== Task goal ==
Look below and pull out each line with the word "medicines".

━━━

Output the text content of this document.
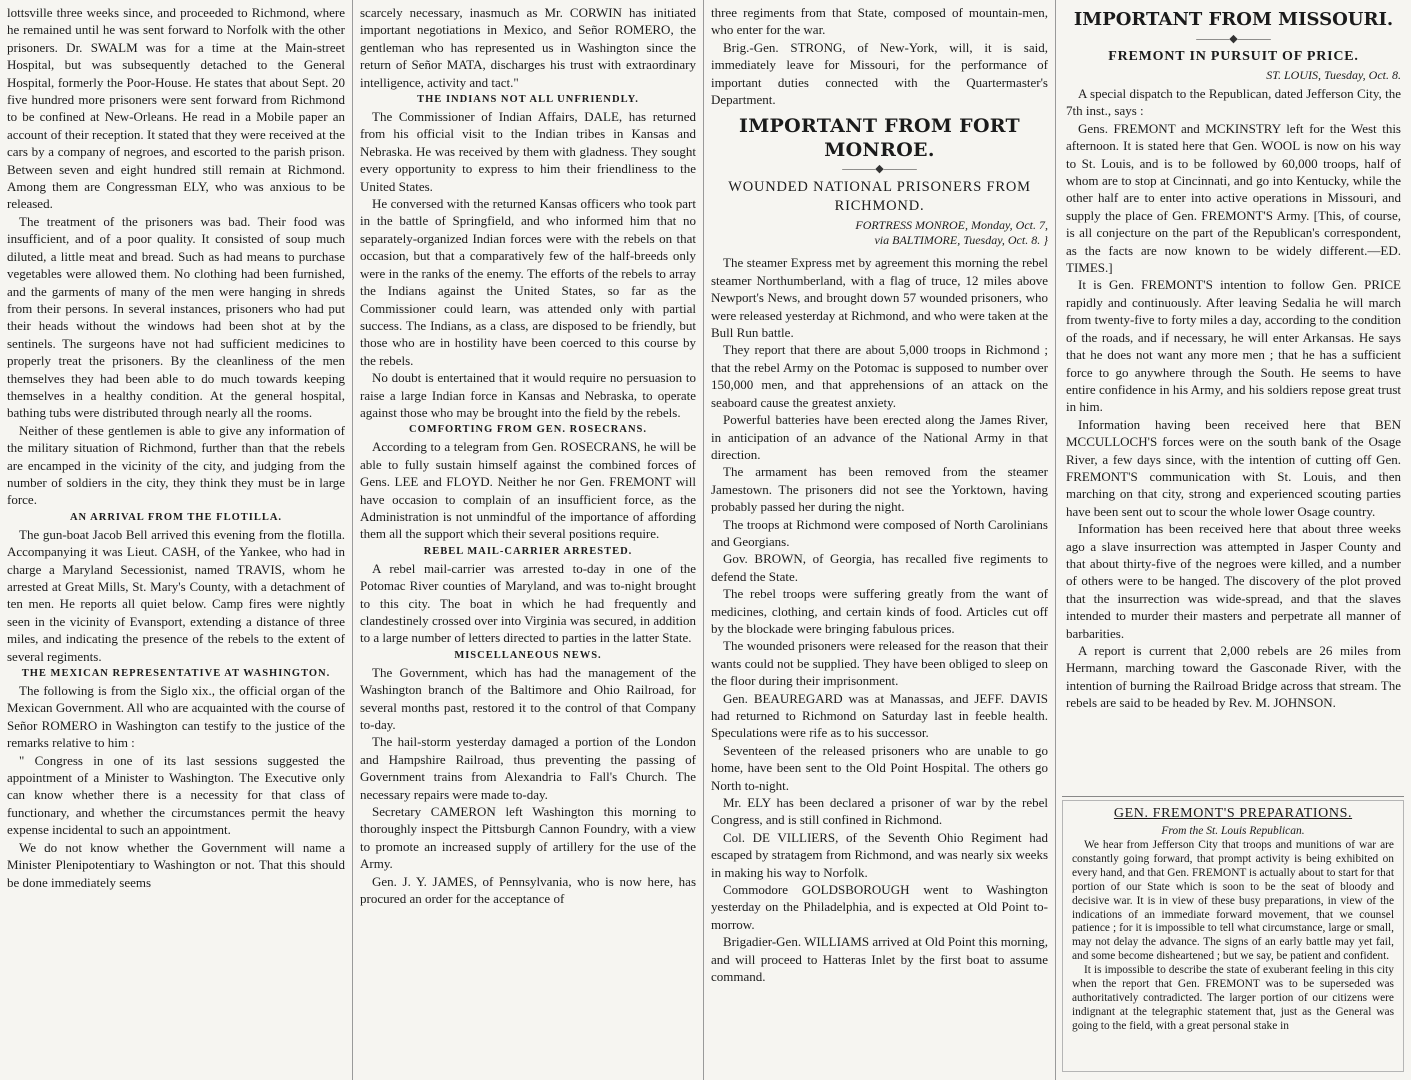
lottsville three weeks since, and proceeded to Richmond, where he remained until he was sent forward to Norfolk with the other prisoners. Dr. SWALM was for a time at the Main-street Hospital, but was subsequently detached to the General Hospital, formerly the Poor-House. He states that about Sept. 20 five hundred more prisoners were sent forward from Richmond to be confined at New-Orleans. He read in a Mobile paper an account of their reception. It stated that they were received at the cars by a company of negroes, and escorted to the parish prison. Between seven and eight hundred still remain at Richmond. Among them are Congressman ELY, who was anxious to be released.

The treatment of the prisoners was bad. Their food was insufficient, and of a poor quality. It consisted of soup much diluted, a little meat and bread. Such as had means to purchase vegetables were allowed them. No clothing had been furnished, and the garments of many of the men were hanging in shreds from their persons. In several instances, prisoners who had put their heads without the windows had been shot at by the sentinels. The surgeons have not had sufficient medicines to properly treat the prisoners. By the cleanliness of the men themselves they had been able to do much towards keeping themselves in a healthy condition. At the general hospital, bathing tubs were distributed through nearly all the rooms.

Neither of these gentlemen is able to give any information of the military situation of Richmond, further than that the rebels are encamped in the vicinity of the city, and judging from the number of soldiers in the city, they think they must be in large force.

AN ARRIVAL FROM THE FLOTILLA.

The gun-boat Jacob Bell arrived this evening from the flotilla. Accompanying it was Lieut. CASH, of the Yankee, who had in charge a Maryland Secessionist, named TRAVIS, whom he arrested at Great Mills, St. Mary's County, with a detachment of ten men. He reports all quiet below. Camp fires were nightly seen in the vicinity of Evansport, extending a distance of three miles, and indicating the presence of the rebels to the extent of several regiments.

THE MEXICAN REPRESENTATIVE AT WASHINGTON.

The following is from the Siglo xix., the official organ of the Mexican Government. All who are acquainted with the course of Señor ROMERO in Washington can testify to the justice of the remarks relative to him :

" Congress in one of its last sessions suggested the appointment of a Minister to Washington. The Executive only can know whether there is a necessity for that class of functionary, and whether the circumstances permit the heavy expense incidental to such an appointment.

We do not know whether the Government will name a Minister Plenipotentiary to Washington or not. That this should be done immediately seems

scarcely necessary, inasmuch as Mr. CORWIN has initiated important negotiations in Mexico, and Señor ROMERO, the gentleman who has represented us in Washington since the return of Señor MATA, discharges his trust with extraordinary intelligence, activity and tact."

THE INDIANS NOT ALL UNFRIENDLY.

The Commissioner of Indian Affairs, DALE, has returned from his official visit to the Indian tribes in Kansas and Nebraska. He was received by them with gladness. They sought every opportunity to express to him their friendliness to the United States.

He conversed with the returned Kansas officers who took part in the battle of Springfield, and who informed him that no separately-organized Indian forces were with the rebels on that occasion, but that a comparatively few of the half-breeds only were in the ranks of the enemy. The efforts of the rebels to array the Indians against the United States, so far as the Commissioner could learn, was attended only with partial success. The Indians, as a class, are disposed to be friendly, but those who are in hostility have been coerced to this course by the rebels.

No doubt is entertained that it would require no persuasion to raise a large Indian force in Kansas and Nebraska, to operate against those who may be brought into the field by the rebels.

COMFORTING FROM GEN. ROSECRANS.

According to a telegram from Gen. ROSECRANS, he will be able to fully sustain himself against the combined forces of Gens. LEE and FLOYD. Neither he nor Gen. FREMONT will have occasion to complain of an insufficient force, as the Administration is not unmindful of the importance of affording them all the support which their several positions require.

REBEL MAIL-CARRIER ARRESTED.

A rebel mail-carrier was arrested to-day in one of the Potomac River counties of Maryland, and was to-night brought to this city. The boat in which he had frequently and clandestinely crossed over into Virginia was secured, in addition to a large number of letters directed to parties in the latter State.

MISCELLANEOUS NEWS.

The Government, which has had the management of the Washington branch of the Baltimore and Ohio Railroad, for several months past, restored it to the control of that Company to-day.

The hail-storm yesterday damaged a portion of the London and Hampshire Railroad, thus preventing the passing of Government trains from Alexandria to Fall's Church. The necessary repairs were made to-day.

Secretary CAMERON left Washington this morning to thoroughly inspect the Pittsburgh Cannon Foundry, with a view to promote an increased supply of artillery for the use of the Army.

Gen. J. Y. JAMES, of Pennsylvania, who is now here, has procured an order for the acceptance of

three regiments from that State, composed of mountain-men, who enter for the war.

Brig.-Gen. STRONG, of New-York, will, it is said, immediately leave for Missouri, for the performance of important duties connected with the Quartermaster's Department.

IMPORTANT FROM FORT MONROE.
———◆———
WOUNDED NATIONAL PRISONERS FROM RICHMOND.
FORTRESS MONROE, Monday, Oct. 7,
via BALTIMORE, Tuesday, Oct. 8. }

The steamer Express met by agreement this morning the rebel steamer Northumberland, with a flag of truce, 12 miles above Newport's News, and brought down 57 wounded prisoners, who were released yesterday at Richmond, and who were taken at the Bull Run battle.

They report that there are about 5,000 troops in Richmond ; that the rebel Army on the Potomac is supposed to number over 150,000 men, and that apprehensions of an attack on the seaboard cause the greatest anxiety.

Powerful batteries have been erected along the James River, in anticipation of an advance of the National Army in that direction.

The armament has been removed from the steamer Jamestown. The prisoners did not see the Yorktown, having probably passed her during the night.

The troops at Richmond were composed of North Carolinians and Georgians.

Gov. BROWN, of Georgia, has recalled five regiments to defend the State.

The rebel troops were suffering greatly from the want of medicines, clothing, and certain kinds of food. Articles cut off by the blockade were bringing fabulous prices.

The wounded prisoners were released for the reason that their wants could not be supplied. They have been obliged to sleep on the floor during their imprisonment.

Gen. BEAUREGARD was at Manassas, and JEFF. DAVIS had returned to Richmond on Saturday last in feeble health. Speculations were rife as to his successor.

Seventeen of the released prisoners who are unable to go home, have been sent to the Old Point Hospital. The others go North to-night.

Mr. ELY has been declared a prisoner of war by the rebel Congress, and is still confined in Richmond.

Col. DE VILLIERS, of the Seventh Ohio Regiment had escaped by stratagem from Richmond, and was nearly six weeks in making his way to Norfolk.

Commodore GOLDSBOROUGH went to Washington yesterday on the Philadelphia, and is expected at Old Point to-morrow.

Brigadier-Gen. WILLIAMS arrived at Old Point this morning, and will proceed to Hatteras Inlet by the first boat to assume command.

IMPORTANT FROM MISSOURI.
———◆———
FREMONT IN PURSUIT OF PRICE.
ST. LOUIS, Tuesday, Oct. 8.

A special dispatch to the Republican, dated Jefferson City, the 7th inst., says :

Gens. FREMONT and MCKINSTRY left for the West this afternoon. It is stated here that Gen. WOOL is now on his way to St. Louis, and is to be followed by 60,000 troops, half of whom are to stop at Cincinnati, and go into Kentucky, while the other half are to enter into active operations in Missouri, and supply the place of Gen. FREMONT'S Army. [This, of course, is all conjecture on the part of the Republican's correspondent, as the facts are now known to be widely different.—ED. TIMES.]

It is Gen. FREMONT'S intention to follow Gen. PRICE rapidly and continuously. After leaving Sedalia he will march from twenty-five to forty miles a day, according to the condition of the roads, and if necessary, he will enter Arkansas. He says that he does not want any more men ; that he has a sufficient force to go anywhere through the South. He seems to have entire confidence in his Army, and his soldiers repose great trust in him.

Information having been received here that BEN MCCULLOCH'S forces were on the south bank of the Osage River, a few days since, with the intention of cutting off Gen. FREMONT'S communication with St. Louis, and then marching on that city, strong and experienced scouting parties have been sent out to scour the whole lower Osage country.

Information has been received here that about three weeks ago a slave insurrection was attempted in Jasper County and that about thirty-five of the negroes were killed, and a number of others were to be hanged. The discovery of the plot proved that the insurrection was wide-spread, and that the slaves intended to murder their masters and perpetrate all manner of barbarities.

A report is current that 2,000 rebels are 26 miles from Hermann, marching toward the Gasconade River, with the intention of burning the Railroad Bridge across that stream. The rebels are said to be headed by Rev. M. JOHNSON.

GEN. FREMONT'S PREPARATIONS.
From the St. Louis Republican.

We hear from Jefferson City that troops and munitions of war are constantly going forward, that prompt activity is being exhibited on every hand, and that Gen. FREMONT is actually about to start for that portion of our State which is soon to be the seat of bloody and decisive war. It is in view of these busy preparations, in view of the indications of an immediate forward movement, that we counsel patience ; for it is impossible to tell what circumstance, large or small, may not delay the advance. The signs of an early battle may yet fail, and some become disheartened ; but we say, be patient and confident.

It is impossible to describe the state of exuberant feeling in this city when the report that Gen. FREMONT was to be superseded was authoritatively contradicted. The larger portion of our citizens were indignant at the telegraphic statement that, just as the General was going to the field, with a great personal stake in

━━━

== Exercise result ==
The treatment of the prisoners was bad. Their food was insufficient, and of a poor quality. It consisted of soup much diluted, a little meat and bread. Such as had means to purchase vegetables were allowed them. No clothing had been furnished, and the garments of many of the men were hanging in shreds from their persons. In several instances, prisoners who had put their heads without the windows had been shot at by the sentinels. The surgeons have not had sufficient medicines to properly treat the prisoners. By the cleanliness of the men themselves they had been able to do much towards keeping themselves in a healthy condition. At the general hospital, bathing tubs were distributed through nearly all the rooms.
The rebel troops were suffering greatly from the want of medicines, clothing, and certain kinds of food. Articles cut off by the blockade were bringing fabulous prices.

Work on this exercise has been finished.